# Start of RAW RECORDS

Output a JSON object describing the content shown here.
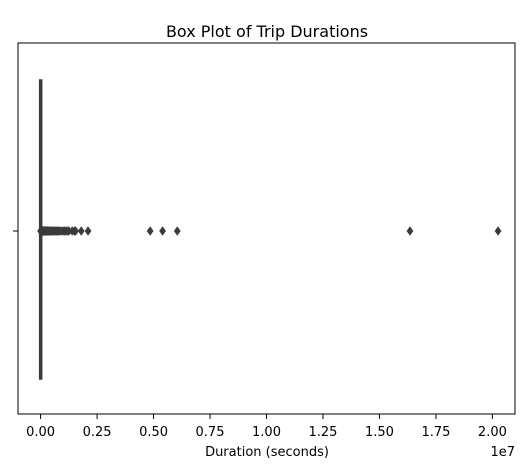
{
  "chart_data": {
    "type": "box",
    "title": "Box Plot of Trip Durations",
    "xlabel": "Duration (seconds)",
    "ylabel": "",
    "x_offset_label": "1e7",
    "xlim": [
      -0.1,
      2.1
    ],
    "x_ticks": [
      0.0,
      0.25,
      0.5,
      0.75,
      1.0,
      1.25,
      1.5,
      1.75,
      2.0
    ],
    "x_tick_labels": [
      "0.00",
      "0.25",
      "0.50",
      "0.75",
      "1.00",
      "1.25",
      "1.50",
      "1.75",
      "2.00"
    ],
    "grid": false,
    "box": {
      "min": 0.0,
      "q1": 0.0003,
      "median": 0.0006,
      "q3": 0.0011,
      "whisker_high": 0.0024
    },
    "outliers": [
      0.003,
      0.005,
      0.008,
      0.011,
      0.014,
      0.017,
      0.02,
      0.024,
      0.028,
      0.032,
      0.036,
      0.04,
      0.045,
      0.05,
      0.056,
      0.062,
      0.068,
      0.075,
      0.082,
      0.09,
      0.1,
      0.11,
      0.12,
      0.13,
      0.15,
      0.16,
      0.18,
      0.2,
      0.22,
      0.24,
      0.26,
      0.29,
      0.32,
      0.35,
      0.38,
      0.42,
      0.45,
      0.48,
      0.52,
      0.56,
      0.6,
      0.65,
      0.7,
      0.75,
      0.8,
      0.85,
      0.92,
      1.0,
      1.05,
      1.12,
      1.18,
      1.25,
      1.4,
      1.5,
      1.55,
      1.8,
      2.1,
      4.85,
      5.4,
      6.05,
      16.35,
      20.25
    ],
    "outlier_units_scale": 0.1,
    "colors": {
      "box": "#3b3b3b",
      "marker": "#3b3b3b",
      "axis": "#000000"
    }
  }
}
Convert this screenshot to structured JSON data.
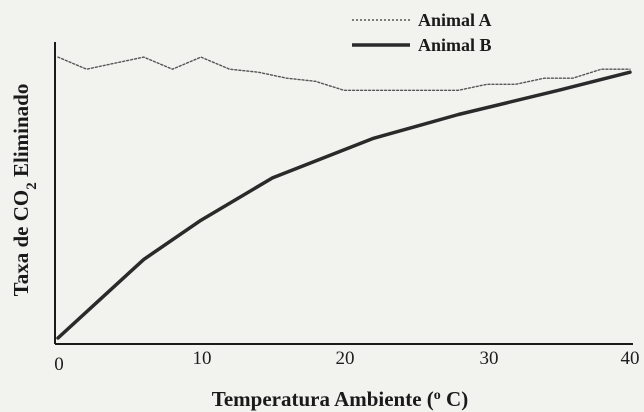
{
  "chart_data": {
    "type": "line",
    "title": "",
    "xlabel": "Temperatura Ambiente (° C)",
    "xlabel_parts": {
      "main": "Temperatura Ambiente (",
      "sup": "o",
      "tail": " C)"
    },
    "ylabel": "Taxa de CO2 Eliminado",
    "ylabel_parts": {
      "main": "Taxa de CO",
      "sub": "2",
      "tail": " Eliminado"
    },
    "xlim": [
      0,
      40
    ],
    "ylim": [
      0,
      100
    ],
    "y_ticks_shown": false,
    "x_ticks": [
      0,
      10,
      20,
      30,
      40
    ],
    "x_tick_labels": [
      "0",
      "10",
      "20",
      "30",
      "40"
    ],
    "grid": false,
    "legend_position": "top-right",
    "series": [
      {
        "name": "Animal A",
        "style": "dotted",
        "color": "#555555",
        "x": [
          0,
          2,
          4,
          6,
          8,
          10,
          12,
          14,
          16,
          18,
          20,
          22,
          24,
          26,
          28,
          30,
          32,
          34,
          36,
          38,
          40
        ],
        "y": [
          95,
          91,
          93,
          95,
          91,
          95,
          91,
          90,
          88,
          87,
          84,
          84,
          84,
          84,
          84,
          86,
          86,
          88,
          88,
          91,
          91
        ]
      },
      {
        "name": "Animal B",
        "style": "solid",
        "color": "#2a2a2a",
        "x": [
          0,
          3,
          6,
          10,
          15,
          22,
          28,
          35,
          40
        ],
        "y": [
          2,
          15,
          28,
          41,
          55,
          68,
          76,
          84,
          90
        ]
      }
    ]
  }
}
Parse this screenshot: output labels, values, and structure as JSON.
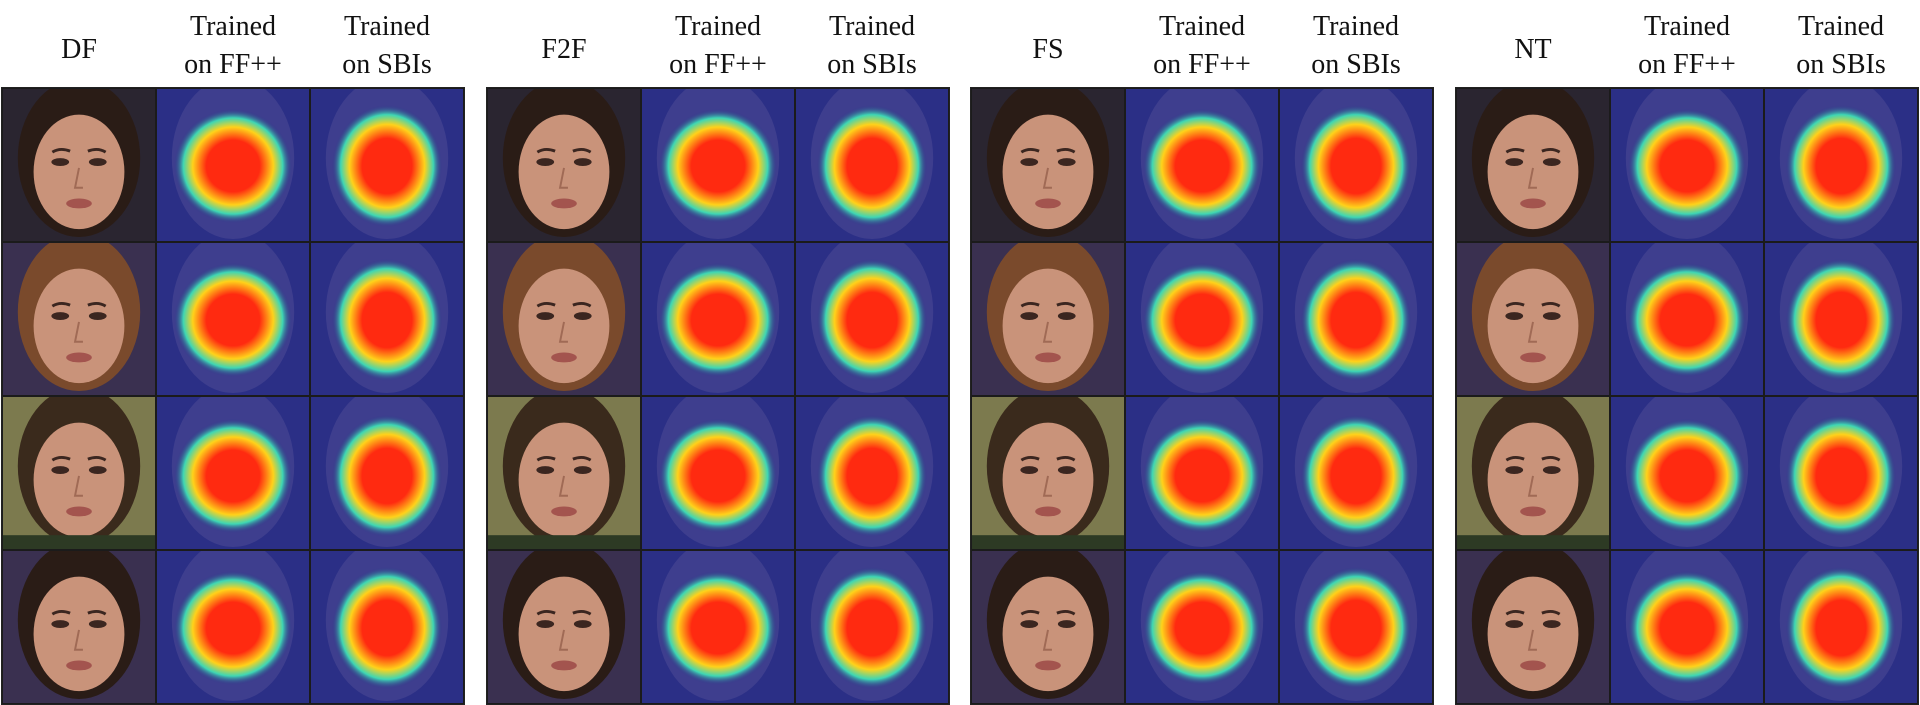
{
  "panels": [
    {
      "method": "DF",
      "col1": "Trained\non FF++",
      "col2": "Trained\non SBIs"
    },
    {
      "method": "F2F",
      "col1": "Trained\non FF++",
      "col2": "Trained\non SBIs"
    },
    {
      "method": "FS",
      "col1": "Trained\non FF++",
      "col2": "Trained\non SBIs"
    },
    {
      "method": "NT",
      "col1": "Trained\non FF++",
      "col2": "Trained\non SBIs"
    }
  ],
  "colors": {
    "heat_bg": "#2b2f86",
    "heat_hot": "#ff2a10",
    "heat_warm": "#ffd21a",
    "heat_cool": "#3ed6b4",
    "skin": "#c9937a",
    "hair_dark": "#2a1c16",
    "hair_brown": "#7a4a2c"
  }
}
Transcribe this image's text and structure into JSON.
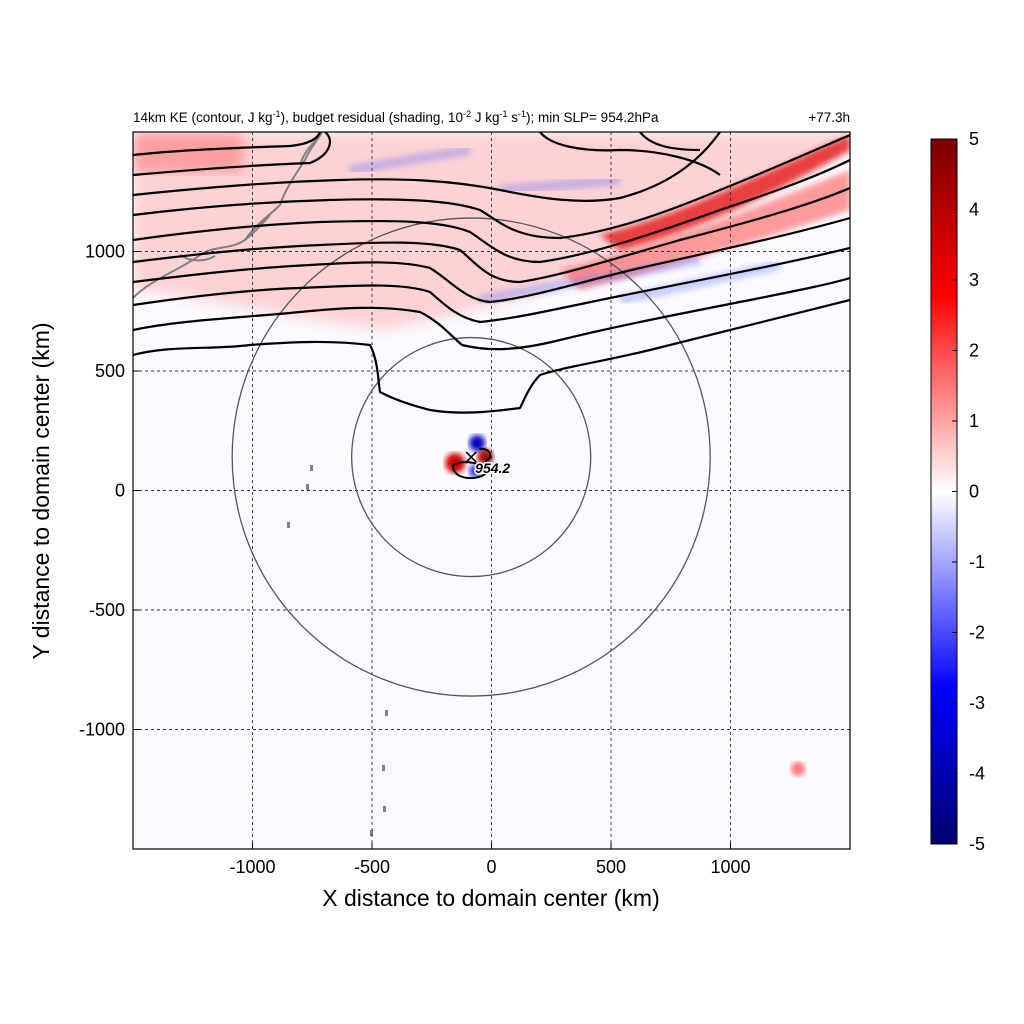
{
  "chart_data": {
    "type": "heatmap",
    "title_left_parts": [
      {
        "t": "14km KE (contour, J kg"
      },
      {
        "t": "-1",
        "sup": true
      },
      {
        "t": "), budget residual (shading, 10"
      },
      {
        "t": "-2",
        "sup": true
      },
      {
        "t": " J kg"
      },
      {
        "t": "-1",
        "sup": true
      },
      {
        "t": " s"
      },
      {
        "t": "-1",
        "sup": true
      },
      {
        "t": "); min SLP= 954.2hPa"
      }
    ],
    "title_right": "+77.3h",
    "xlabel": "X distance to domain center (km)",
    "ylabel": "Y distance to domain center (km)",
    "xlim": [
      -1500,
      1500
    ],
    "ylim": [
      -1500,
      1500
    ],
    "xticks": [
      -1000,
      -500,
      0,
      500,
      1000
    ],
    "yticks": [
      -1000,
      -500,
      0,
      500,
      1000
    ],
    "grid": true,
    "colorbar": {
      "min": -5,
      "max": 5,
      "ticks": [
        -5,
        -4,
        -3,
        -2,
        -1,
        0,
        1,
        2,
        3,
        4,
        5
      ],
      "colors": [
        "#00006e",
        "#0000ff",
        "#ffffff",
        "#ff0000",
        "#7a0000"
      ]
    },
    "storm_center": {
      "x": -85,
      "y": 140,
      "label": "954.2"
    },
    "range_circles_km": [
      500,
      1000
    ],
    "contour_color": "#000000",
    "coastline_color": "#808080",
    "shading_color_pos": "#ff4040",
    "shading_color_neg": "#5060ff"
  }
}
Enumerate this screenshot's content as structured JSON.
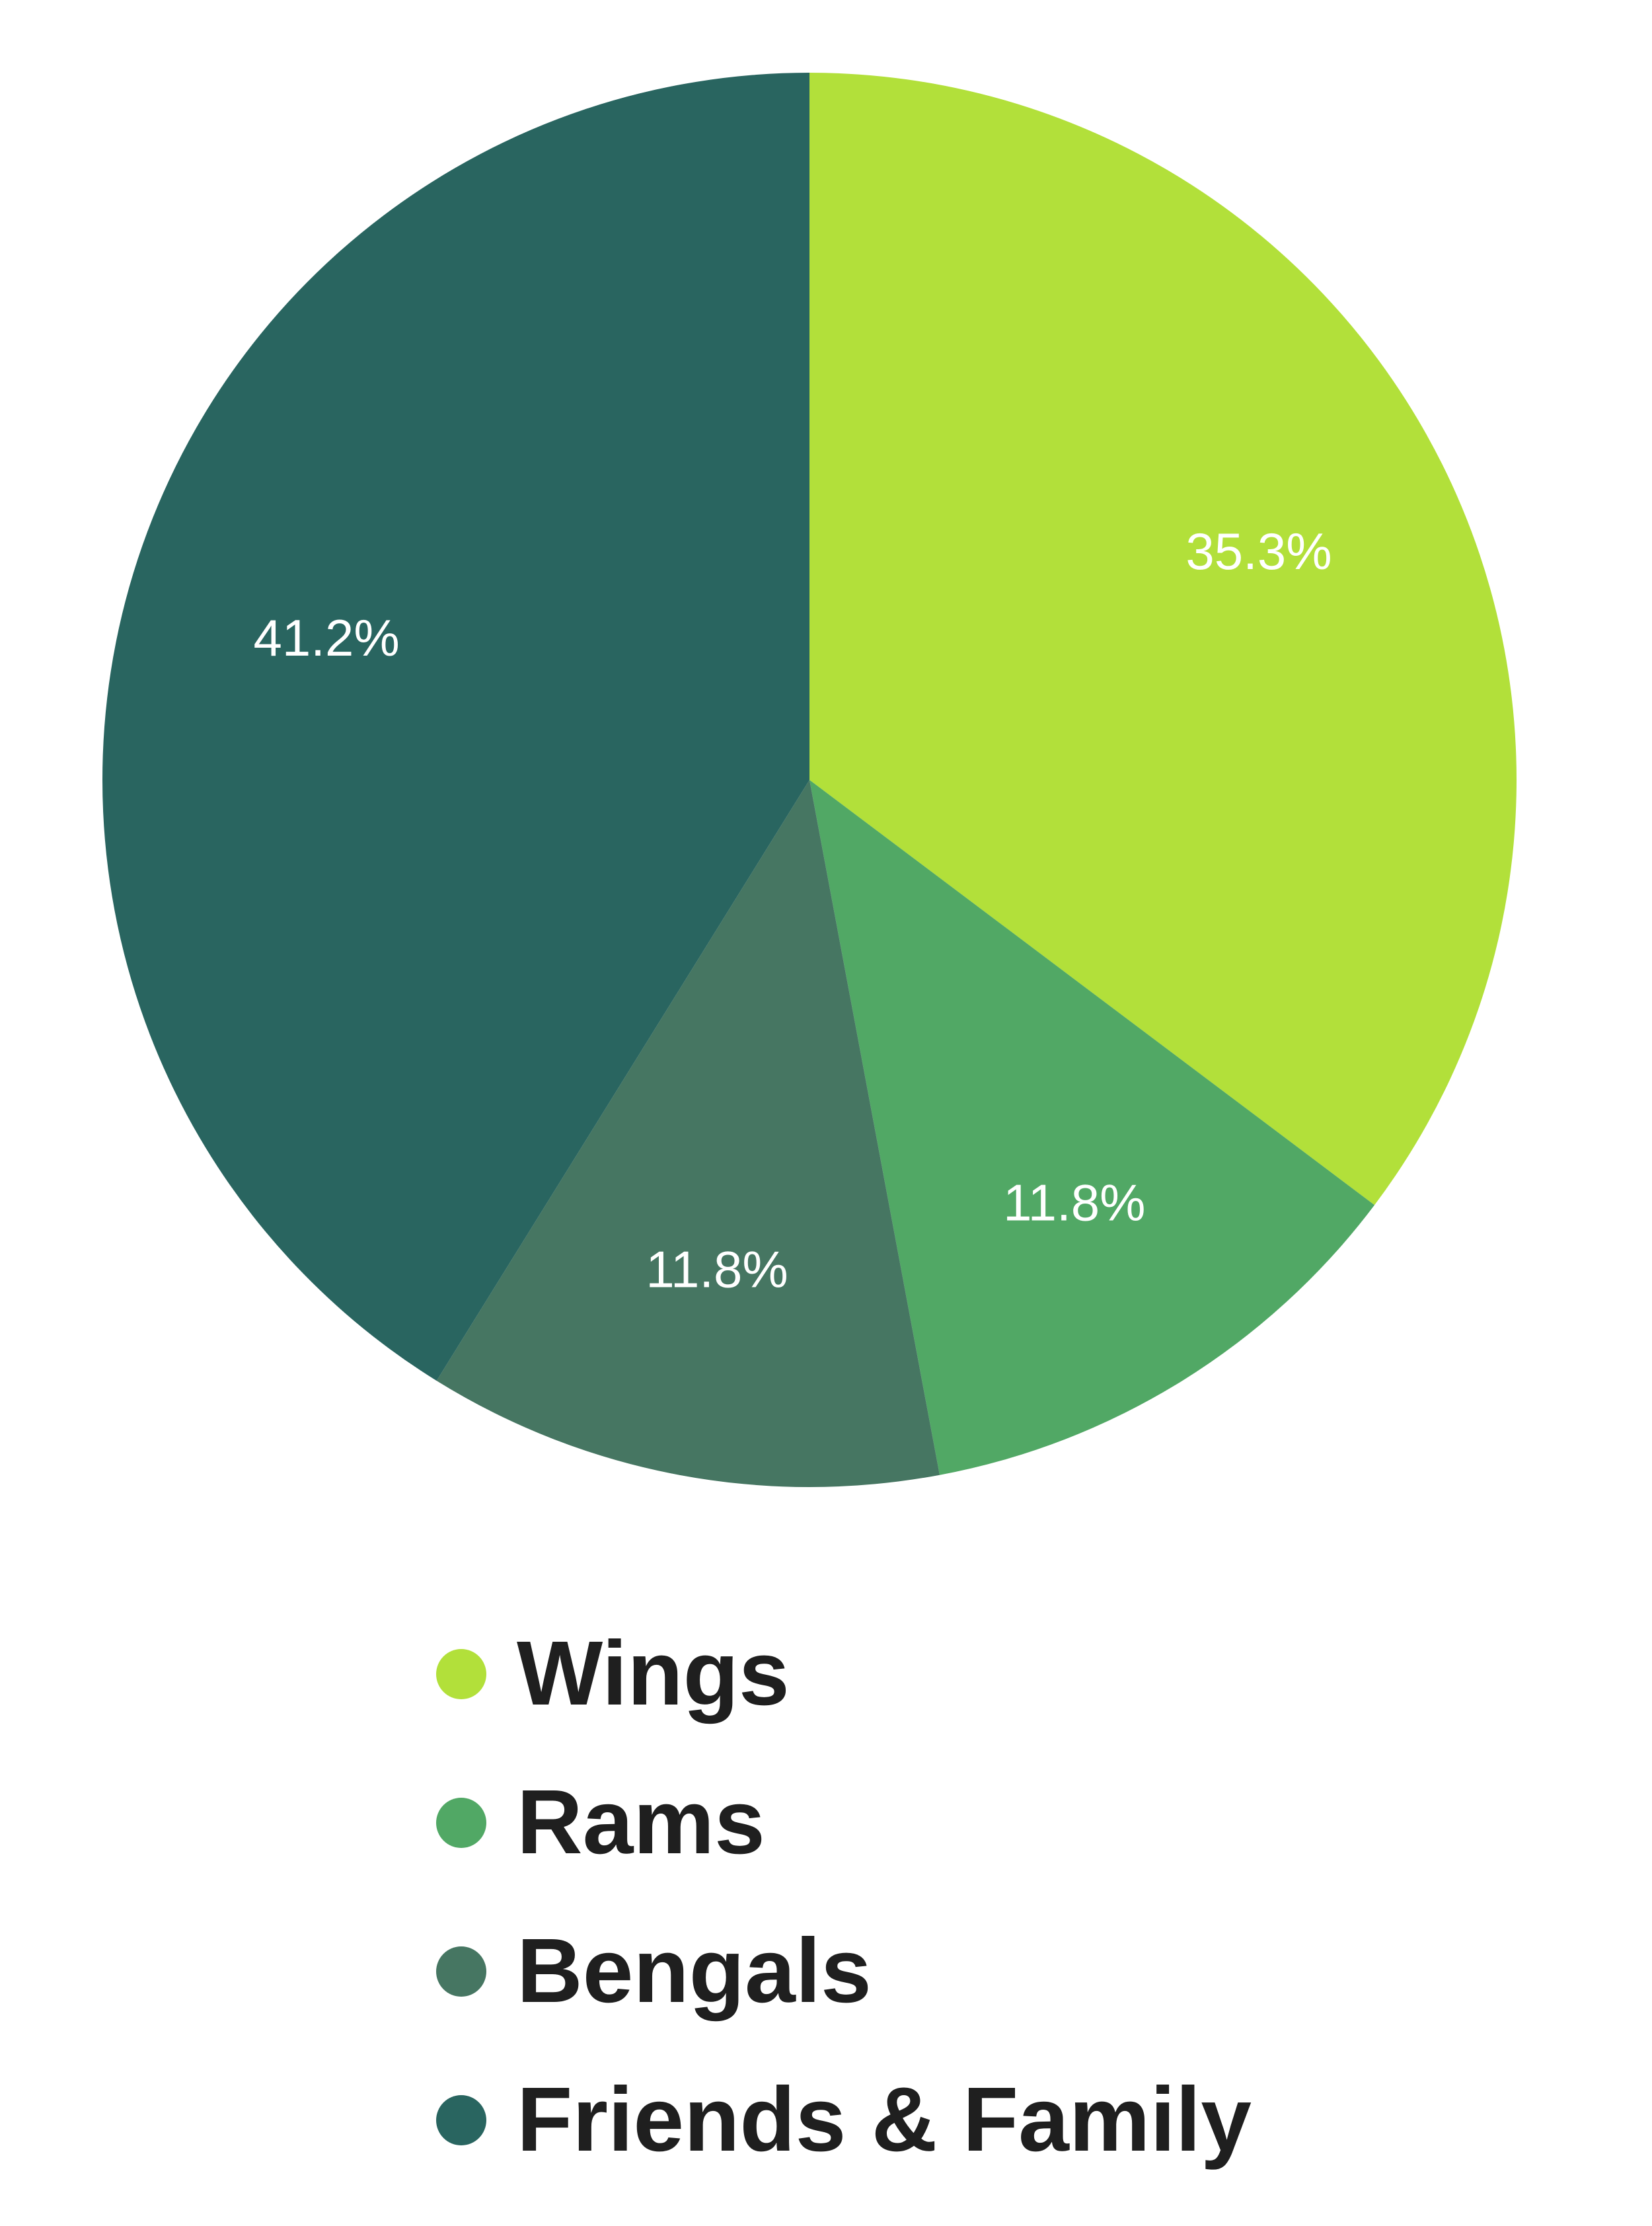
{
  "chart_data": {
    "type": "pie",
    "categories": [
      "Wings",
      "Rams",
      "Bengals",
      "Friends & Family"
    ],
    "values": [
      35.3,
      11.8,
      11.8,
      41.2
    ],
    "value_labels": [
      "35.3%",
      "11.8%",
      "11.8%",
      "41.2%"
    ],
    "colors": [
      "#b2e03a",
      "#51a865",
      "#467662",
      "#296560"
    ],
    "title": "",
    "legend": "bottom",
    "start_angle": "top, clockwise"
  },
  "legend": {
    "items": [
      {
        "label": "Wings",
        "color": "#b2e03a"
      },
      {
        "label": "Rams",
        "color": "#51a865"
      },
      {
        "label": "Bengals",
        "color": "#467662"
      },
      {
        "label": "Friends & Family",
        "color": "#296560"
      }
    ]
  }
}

# End of RAW RECORDS

## OBJECTIVE
Sift through the entries and copy every line with "type".

## THE RESPONSE
    "type": "box",
    "type": "line",
    "type": "heatmap",
    "type": "pie",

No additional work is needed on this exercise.